━━━ Entries
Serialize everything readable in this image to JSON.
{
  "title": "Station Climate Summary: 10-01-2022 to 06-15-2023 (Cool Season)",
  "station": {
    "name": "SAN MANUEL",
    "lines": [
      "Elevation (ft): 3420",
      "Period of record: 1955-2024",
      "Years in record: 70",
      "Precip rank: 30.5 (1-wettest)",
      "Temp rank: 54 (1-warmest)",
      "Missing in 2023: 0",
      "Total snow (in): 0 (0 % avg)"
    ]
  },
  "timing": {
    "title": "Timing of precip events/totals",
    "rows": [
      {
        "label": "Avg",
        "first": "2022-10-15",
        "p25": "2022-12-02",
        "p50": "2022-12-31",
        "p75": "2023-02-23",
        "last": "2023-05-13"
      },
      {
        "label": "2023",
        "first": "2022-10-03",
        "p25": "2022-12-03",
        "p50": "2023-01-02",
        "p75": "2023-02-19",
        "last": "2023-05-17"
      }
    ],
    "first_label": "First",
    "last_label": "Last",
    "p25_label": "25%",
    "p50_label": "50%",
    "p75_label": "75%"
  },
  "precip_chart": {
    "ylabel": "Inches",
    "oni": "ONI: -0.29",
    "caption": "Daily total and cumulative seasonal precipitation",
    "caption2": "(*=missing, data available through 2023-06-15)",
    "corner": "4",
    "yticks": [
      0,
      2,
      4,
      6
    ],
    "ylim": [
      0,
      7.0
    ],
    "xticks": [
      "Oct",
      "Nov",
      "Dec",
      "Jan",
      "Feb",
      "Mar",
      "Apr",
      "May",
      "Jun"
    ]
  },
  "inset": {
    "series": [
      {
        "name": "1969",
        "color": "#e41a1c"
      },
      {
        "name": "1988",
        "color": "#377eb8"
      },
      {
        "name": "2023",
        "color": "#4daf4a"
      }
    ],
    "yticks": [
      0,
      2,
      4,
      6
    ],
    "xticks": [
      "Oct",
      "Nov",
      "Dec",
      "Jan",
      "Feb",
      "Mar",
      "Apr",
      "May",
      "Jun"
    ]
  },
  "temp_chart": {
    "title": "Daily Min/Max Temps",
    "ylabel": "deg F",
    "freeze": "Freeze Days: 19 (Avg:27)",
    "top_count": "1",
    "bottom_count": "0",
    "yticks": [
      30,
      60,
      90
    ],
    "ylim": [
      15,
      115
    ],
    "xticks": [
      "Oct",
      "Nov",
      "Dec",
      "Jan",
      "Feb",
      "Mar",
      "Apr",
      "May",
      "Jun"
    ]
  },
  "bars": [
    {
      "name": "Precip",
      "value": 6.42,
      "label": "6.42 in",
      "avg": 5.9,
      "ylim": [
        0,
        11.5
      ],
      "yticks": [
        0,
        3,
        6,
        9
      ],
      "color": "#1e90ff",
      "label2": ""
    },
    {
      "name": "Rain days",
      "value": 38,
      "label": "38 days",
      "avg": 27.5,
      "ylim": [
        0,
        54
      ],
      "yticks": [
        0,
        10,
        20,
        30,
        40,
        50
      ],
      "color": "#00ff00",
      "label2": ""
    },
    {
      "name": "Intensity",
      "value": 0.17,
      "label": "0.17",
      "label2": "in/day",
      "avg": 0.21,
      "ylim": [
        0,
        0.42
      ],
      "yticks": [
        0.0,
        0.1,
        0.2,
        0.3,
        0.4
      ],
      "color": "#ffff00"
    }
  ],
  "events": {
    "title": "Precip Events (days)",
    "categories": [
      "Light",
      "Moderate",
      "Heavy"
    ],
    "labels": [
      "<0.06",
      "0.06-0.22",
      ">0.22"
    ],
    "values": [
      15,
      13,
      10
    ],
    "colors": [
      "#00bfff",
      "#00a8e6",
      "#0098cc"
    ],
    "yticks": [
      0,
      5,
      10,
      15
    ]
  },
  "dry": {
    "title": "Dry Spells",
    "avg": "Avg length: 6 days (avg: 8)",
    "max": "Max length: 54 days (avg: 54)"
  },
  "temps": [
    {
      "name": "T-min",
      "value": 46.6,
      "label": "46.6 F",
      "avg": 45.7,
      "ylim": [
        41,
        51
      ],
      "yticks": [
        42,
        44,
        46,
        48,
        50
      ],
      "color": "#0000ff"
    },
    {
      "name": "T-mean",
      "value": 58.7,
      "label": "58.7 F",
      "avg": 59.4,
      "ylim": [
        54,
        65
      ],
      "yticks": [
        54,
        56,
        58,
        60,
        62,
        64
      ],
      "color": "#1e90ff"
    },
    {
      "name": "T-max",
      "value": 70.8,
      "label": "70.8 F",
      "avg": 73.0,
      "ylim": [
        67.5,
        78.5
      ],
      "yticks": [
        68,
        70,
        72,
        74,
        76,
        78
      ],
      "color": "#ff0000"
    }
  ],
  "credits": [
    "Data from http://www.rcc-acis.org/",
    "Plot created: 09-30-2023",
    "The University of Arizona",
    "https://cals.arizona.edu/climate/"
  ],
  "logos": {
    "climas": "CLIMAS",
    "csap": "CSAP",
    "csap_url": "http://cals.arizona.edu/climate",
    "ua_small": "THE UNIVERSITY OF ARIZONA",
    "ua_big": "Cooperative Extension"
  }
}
━━━━━━
▶ _Stated exercise_: Please quote the data above in full, with no line missing.

▶ _Finished task_:
Serialize everything readable in this image to JSON.
{
  "title": "Station Climate Summary: 10-01-2022 to 06-15-2023 (Cool Season)",
  "station": {
    "name": "SAN MANUEL",
    "lines": [
      "Elevation (ft): 3420",
      "Period of record: 1955-2024",
      "Years in record: 70",
      "Precip rank: 30.5 (1-wettest)",
      "Temp rank: 54 (1-warmest)",
      "Missing in 2023: 0",
      "Total snow (in): 0 (0 % avg)"
    ]
  },
  "timing": {
    "title": "Timing of precip events/totals",
    "rows": [
      {
        "label": "Avg",
        "first": "2022-10-15",
        "p25": "2022-12-02",
        "p50": "2022-12-31",
        "p75": "2023-02-23",
        "last": "2023-05-13"
      },
      {
        "label": "2023",
        "first": "2022-10-03",
        "p25": "2022-12-03",
        "p50": "2023-01-02",
        "p75": "2023-02-19",
        "last": "2023-05-17"
      }
    ],
    "first_label": "First",
    "last_label": "Last",
    "p25_label": "25%",
    "p50_label": "50%",
    "p75_label": "75%"
  },
  "precip_chart": {
    "ylabel": "Inches",
    "oni": "ONI: -0.29",
    "caption": "Daily total and cumulative seasonal precipitation",
    "caption2": "(*=missing, data available through 2023-06-15)",
    "corner": "4",
    "yticks": [
      0,
      2,
      4,
      6
    ],
    "ylim": [
      0,
      7.0
    ],
    "xticks": [
      "Oct",
      "Nov",
      "Dec",
      "Jan",
      "Feb",
      "Mar",
      "Apr",
      "May",
      "Jun"
    ]
  },
  "inset": {
    "series": [
      {
        "name": "1969",
        "color": "#e41a1c"
      },
      {
        "name": "1988",
        "color": "#377eb8"
      },
      {
        "name": "2023",
        "color": "#4daf4a"
      }
    ],
    "yticks": [
      0,
      2,
      4,
      6
    ],
    "xticks": [
      "Oct",
      "Nov",
      "Dec",
      "Jan",
      "Feb",
      "Mar",
      "Apr",
      "May",
      "Jun"
    ]
  },
  "temp_chart": {
    "title": "Daily Min/Max Temps",
    "ylabel": "deg F",
    "freeze": "Freeze Days: 19 (Avg:27)",
    "top_count": "1",
    "bottom_count": "0",
    "yticks": [
      30,
      60,
      90
    ],
    "ylim": [
      15,
      115
    ],
    "xticks": [
      "Oct",
      "Nov",
      "Dec",
      "Jan",
      "Feb",
      "Mar",
      "Apr",
      "May",
      "Jun"
    ]
  },
  "bars": [
    {
      "name": "Precip",
      "value": 6.42,
      "label": "6.42 in",
      "avg": 5.9,
      "ylim": [
        0,
        11.5
      ],
      "yticks": [
        0,
        3,
        6,
        9
      ],
      "color": "#1e90ff",
      "label2": ""
    },
    {
      "name": "Rain days",
      "value": 38,
      "label": "38 days",
      "avg": 27.5,
      "ylim": [
        0,
        54
      ],
      "yticks": [
        0,
        10,
        20,
        30,
        40,
        50
      ],
      "color": "#00ff00",
      "label2": ""
    },
    {
      "name": "Intensity",
      "value": 0.17,
      "label": "0.17",
      "label2": "in/day",
      "avg": 0.21,
      "ylim": [
        0,
        0.42
      ],
      "yticks": [
        0.0,
        0.1,
        0.2,
        0.3,
        0.4
      ],
      "color": "#ffff00"
    }
  ],
  "events": {
    "title": "Precip Events (days)",
    "categories": [
      "Light",
      "Moderate",
      "Heavy"
    ],
    "labels": [
      "<0.06",
      "0.06-0.22",
      ">0.22"
    ],
    "values": [
      15,
      13,
      10
    ],
    "colors": [
      "#00bfff",
      "#00a8e6",
      "#0098cc"
    ],
    "yticks": [
      0,
      5,
      10,
      15
    ]
  },
  "dry": {
    "title": "Dry Spells",
    "avg": "Avg length: 6 days (avg: 8)",
    "max": "Max length: 54 days (avg: 54)"
  },
  "temps": [
    {
      "name": "T-min",
      "value": 46.6,
      "label": "46.6 F",
      "avg": 45.7,
      "ylim": [
        41,
        51
      ],
      "yticks": [
        42,
        44,
        46,
        48,
        50
      ],
      "color": "#0000ff"
    },
    {
      "name": "T-mean",
      "value": 58.7,
      "label": "58.7 F",
      "avg": 59.4,
      "ylim": [
        54,
        65
      ],
      "yticks": [
        54,
        56,
        58,
        60,
        62,
        64
      ],
      "color": "#1e90ff"
    },
    {
      "name": "T-max",
      "value": 70.8,
      "label": "70.8 F",
      "avg": 73.0,
      "ylim": [
        67.5,
        78.5
      ],
      "yticks": [
        68,
        70,
        72,
        74,
        76,
        78
      ],
      "color": "#ff0000"
    }
  ],
  "credits": [
    "Data from http://www.rcc-acis.org/",
    "Plot created: 09-30-2023",
    "The University of Arizona",
    "https://cals.arizona.edu/climate/"
  ],
  "logos": {
    "climas": "CLIMAS",
    "csap": "CSAP",
    "csap_url": "http://cals.arizona.edu/climate",
    "ua_small": "THE UNIVERSITY OF ARIZONA",
    "ua_big": "Cooperative Extension"
  }
}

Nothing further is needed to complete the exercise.